Stored entries
····················
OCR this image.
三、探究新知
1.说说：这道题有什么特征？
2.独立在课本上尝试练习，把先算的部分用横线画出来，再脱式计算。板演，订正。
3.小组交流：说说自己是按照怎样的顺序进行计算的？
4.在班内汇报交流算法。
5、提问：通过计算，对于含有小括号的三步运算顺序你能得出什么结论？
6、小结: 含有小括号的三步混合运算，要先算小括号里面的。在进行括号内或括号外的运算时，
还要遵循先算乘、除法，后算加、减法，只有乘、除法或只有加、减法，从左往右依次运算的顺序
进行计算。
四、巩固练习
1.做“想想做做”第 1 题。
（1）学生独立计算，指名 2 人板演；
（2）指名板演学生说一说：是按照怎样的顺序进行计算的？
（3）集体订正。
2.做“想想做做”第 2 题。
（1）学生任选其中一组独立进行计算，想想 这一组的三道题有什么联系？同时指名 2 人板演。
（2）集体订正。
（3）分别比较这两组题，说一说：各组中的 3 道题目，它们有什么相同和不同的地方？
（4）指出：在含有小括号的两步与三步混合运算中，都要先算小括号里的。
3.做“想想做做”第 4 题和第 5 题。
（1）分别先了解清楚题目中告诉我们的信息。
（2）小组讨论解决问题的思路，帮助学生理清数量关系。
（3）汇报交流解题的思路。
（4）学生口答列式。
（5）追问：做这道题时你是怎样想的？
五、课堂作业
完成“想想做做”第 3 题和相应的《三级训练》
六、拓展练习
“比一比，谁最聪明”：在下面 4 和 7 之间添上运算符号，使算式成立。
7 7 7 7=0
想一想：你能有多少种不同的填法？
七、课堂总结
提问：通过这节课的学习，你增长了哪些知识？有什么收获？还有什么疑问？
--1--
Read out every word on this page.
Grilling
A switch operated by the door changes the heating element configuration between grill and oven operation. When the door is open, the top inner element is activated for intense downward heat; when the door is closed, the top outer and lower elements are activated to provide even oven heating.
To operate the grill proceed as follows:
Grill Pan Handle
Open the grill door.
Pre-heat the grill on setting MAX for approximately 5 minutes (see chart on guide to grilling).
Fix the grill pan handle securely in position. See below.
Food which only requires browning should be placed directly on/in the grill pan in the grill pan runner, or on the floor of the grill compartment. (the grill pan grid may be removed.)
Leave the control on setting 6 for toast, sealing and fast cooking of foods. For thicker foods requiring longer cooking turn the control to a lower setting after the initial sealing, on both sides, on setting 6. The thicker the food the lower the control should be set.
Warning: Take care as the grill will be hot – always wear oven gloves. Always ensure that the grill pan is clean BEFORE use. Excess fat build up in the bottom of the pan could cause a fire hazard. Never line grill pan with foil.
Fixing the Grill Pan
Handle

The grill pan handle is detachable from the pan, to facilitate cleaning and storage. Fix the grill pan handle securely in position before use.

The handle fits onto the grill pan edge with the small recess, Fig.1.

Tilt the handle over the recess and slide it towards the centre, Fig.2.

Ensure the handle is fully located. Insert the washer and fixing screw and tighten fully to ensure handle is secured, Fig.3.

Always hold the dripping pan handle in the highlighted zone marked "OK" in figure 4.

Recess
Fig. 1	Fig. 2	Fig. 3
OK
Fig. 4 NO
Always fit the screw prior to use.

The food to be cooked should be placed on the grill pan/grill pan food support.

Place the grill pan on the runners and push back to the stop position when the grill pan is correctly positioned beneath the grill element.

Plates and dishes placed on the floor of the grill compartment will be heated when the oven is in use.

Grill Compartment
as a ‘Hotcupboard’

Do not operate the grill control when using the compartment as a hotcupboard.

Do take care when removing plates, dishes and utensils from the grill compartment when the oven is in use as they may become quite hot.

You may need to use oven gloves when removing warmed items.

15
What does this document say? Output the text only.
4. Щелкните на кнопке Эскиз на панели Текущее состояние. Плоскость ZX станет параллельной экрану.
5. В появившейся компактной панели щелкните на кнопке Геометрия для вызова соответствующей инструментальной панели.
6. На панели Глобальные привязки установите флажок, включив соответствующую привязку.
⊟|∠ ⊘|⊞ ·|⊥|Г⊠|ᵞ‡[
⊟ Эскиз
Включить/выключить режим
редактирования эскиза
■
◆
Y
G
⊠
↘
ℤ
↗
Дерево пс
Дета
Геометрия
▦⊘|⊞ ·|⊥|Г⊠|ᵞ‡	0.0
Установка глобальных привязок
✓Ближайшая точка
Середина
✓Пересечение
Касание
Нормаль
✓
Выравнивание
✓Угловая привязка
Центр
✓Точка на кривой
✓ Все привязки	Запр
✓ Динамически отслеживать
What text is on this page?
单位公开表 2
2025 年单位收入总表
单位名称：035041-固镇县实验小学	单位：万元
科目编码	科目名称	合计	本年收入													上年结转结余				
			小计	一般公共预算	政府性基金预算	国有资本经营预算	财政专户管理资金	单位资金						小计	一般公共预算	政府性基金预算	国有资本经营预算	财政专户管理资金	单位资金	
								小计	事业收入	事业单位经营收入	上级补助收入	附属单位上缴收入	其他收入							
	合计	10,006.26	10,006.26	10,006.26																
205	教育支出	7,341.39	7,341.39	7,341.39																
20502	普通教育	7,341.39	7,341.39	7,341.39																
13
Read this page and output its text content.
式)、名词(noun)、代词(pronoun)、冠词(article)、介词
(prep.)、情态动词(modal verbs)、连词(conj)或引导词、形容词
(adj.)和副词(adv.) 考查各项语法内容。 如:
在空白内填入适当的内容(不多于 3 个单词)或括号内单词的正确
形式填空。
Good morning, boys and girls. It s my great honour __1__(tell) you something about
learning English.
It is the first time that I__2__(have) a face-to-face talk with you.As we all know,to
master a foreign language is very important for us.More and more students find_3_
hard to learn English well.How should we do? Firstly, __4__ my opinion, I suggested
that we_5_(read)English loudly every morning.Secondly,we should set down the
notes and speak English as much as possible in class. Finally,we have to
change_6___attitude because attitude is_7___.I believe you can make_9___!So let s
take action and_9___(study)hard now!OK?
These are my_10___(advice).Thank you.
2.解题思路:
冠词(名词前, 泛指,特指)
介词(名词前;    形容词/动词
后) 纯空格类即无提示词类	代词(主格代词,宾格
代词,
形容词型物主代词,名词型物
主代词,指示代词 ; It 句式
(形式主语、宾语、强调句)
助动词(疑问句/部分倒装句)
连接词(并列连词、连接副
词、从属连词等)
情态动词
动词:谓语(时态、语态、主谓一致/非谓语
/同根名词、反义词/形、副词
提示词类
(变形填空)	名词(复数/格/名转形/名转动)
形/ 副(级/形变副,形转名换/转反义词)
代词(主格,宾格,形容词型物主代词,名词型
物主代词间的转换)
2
····················
Problem => Write out all the data again, exactly as it appears.

Expected answer =>
OCR this image.
三、探究新知
1.说说：这道题有什么特征？
2.独立在课本上尝试练习，把先算的部分用横线画出来，再脱式计算。板演，订正。
3.小组交流：说说自己是按照怎样的顺序进行计算的？
4.在班内汇报交流算法。
5、提问：通过计算，对于含有小括号的三步运算顺序你能得出什么结论？
6、小结: 含有小括号的三步混合运算，要先算小括号里面的。在进行括号内或括号外的运算时，
还要遵循先算乘、除法，后算加、减法，只有乘、除法或只有加、减法，从左往右依次运算的顺序
进行计算。
四、巩固练习
1.做“想想做做”第 1 题。
（1）学生独立计算，指名 2 人板演；
（2）指名板演学生说一说：是按照怎样的顺序进行计算的？
（3）集体订正。
2.做“想想做做”第 2 题。
（1）学生任选其中一组独立进行计算，想想 这一组的三道题有什么联系？同时指名 2 人板演。
（2）集体订正。
（3）分别比较这两组题，说一说：各组中的 3 道题目，它们有什么相同和不同的地方？
（4）指出：在含有小括号的两步与三步混合运算中，都要先算小括号里的。
3.做“想想做做”第 4 题和第 5 题。
（1）分别先了解清楚题目中告诉我们的信息。
（2）小组讨论解决问题的思路，帮助学生理清数量关系。
（3）汇报交流解题的思路。
（4）学生口答列式。
（5）追问：做这道题时你是怎样想的？
五、课堂作业
完成“想想做做”第 3 题和相应的《三级训练》
六、拓展练习
“比一比，谁最聪明”：在下面 4 和 7 之间添上运算符号，使算式成立。
7 7 7 7=0
想一想：你能有多少种不同的填法？
七、课堂总结
提问：通过这节课的学习，你增长了哪些知识？有什么收获？还有什么疑问？
--1--
Read out every word on this page.
Grilling
A switch operated by the door changes the heating element configuration between grill and oven operation. When the door is open, the top inner element is activated for intense downward heat; when the door is closed, the top outer and lower elements are activated to provide even oven heating.
To operate the grill proceed as follows:
Grill Pan Handle
Open the grill door.
Pre-heat the grill on setting MAX for approximately 5 minutes (see chart on guide to grilling).
Fix the grill pan handle securely in position. See below.
Food which only requires browning should be placed directly on/in the grill pan in the grill pan runner, or on the floor of the grill compartment. (the grill pan grid may be removed.)
Leave the control on setting 6 for toast, sealing and fast cooking of foods. For thicker foods requiring longer cooking turn the control to a lower setting after the initial sealing, on both sides, on setting 6. The thicker the food the lower the control should be set.
Warning: Take care as the grill will be hot – always wear oven gloves. Always ensure that the grill pan is clean BEFORE use. Excess fat build up in the bottom of the pan could cause a fire hazard. Never line grill pan with foil.
Fixing the Grill Pan
Handle

The grill pan handle is detachable from the pan, to facilitate cleaning and storage. Fix the grill pan handle securely in position before use.

The handle fits onto the grill pan edge with the small recess, Fig.1.

Tilt the handle over the recess and slide it towards the centre, Fig.2.

Ensure the handle is fully located. Insert the washer and fixing screw and tighten fully to ensure handle is secured, Fig.3.

Always hold the dripping pan handle in the highlighted zone marked "OK" in figure 4.

Recess
Fig. 1	Fig. 2	Fig. 3
OK
Fig. 4 NO
Always fit the screw prior to use.

The food to be cooked should be placed on the grill pan/grill pan food support.

Place the grill pan on the runners and push back to the stop position when the grill pan is correctly positioned beneath the grill element.

Plates and dishes placed on the floor of the grill compartment will be heated when the oven is in use.

Grill Compartment
as a ‘Hotcupboard’

Do not operate the grill control when using the compartment as a hotcupboard.

Do take care when removing plates, dishes and utensils from the grill compartment when the oven is in use as they may become quite hot.

You may need to use oven gloves when removing warmed items.

15
What does this document say? Output the text only.
4. Щелкните на кнопке Эскиз на панели Текущее состояние. Плоскость ZX станет параллельной экрану.
5. В появившейся компактной панели щелкните на кнопке Геометрия для вызова соответствующей инструментальной панели.
6. На панели Глобальные привязки установите флажок, включив соответствующую привязку.
⊟|∠ ⊘|⊞ ·|⊥|Г⊠|ᵞ‡[
⊟ Эскиз
Включить/выключить режим
редактирования эскиза
■
◆
Y
G
⊠
↘
ℤ
↗
Дерево пс
Дета
Геометрия
▦⊘|⊞ ·|⊥|Г⊠|ᵞ‡	0.0
Установка глобальных привязок
✓Ближайшая точка
Середина
✓Пересечение
Касание
Нормаль
✓
Выравнивание
✓Угловая привязка
Центр
✓Точка на кривой
✓ Все привязки	Запр
✓ Динамически отслеживать
What text is on this page?
单位公开表 2
2025 年单位收入总表
单位名称：035041-固镇县实验小学	单位：万元
科目编码	科目名称	合计	本年收入													上年结转结余				
			小计	一般公共预算	政府性基金预算	国有资本经营预算	财政专户管理资金	单位资金						小计	一般公共预算	政府性基金预算	国有资本经营预算	财政专户管理资金	单位资金	
								小计	事业收入	事业单位经营收入	上级补助收入	附属单位上缴收入	其他收入							
	合计	10,006.26	10,006.26	10,006.26																
205	教育支出	7,341.39	7,341.39	7,341.39																
20502	普通教育	7,341.39	7,341.39	7,341.39																
13
Read this page and output its text content.
式)、名词(noun)、代词(pronoun)、冠词(article)、介词
(prep.)、情态动词(modal verbs)、连词(conj)或引导词、形容词
(adj.)和副词(adv.) 考查各项语法内容。 如:
在空白内填入适当的内容(不多于 3 个单词)或括号内单词的正确
形式填空。
Good morning, boys and girls. It s my great honour __1__(tell) you something about
learning English.
It is the first time that I__2__(have) a face-to-face talk with you.As we all know,to
master a foreign language is very important for us.More and more students find_3_
hard to learn English well.How should we do? Firstly, __4__ my opinion, I suggested
that we_5_(read)English loudly every morning.Secondly,we should set down the
notes and speak English as much as possible in class. Finally,we have to
change_6___attitude because attitude is_7___.I believe you can make_9___!So let s
take action and_9___(study)hard now!OK?
These are my_10___(advice).Thank you.
2.解题思路:
冠词(名词前, 泛指,特指)
介词(名词前;    形容词/动词
后) 纯空格类即无提示词类	代词(主格代词,宾格
代词,
形容词型物主代词,名词型物
主代词,指示代词 ; It 句式
(形式主语、宾语、强调句)
助动词(疑问句/部分倒装句)
连接词(并列连词、连接副
词、从属连词等)
情态动词
动词:谓语(时态、语态、主谓一致/非谓语
/同根名词、反义词/形、副词
提示词类
(变形填空)	名词(复数/格/名转形/名转动)
形/ 副(级/形变副,形转名换/转反义词)
代词(主格,宾格,形容词型物主代词,名词型
物主代词间的转换)
2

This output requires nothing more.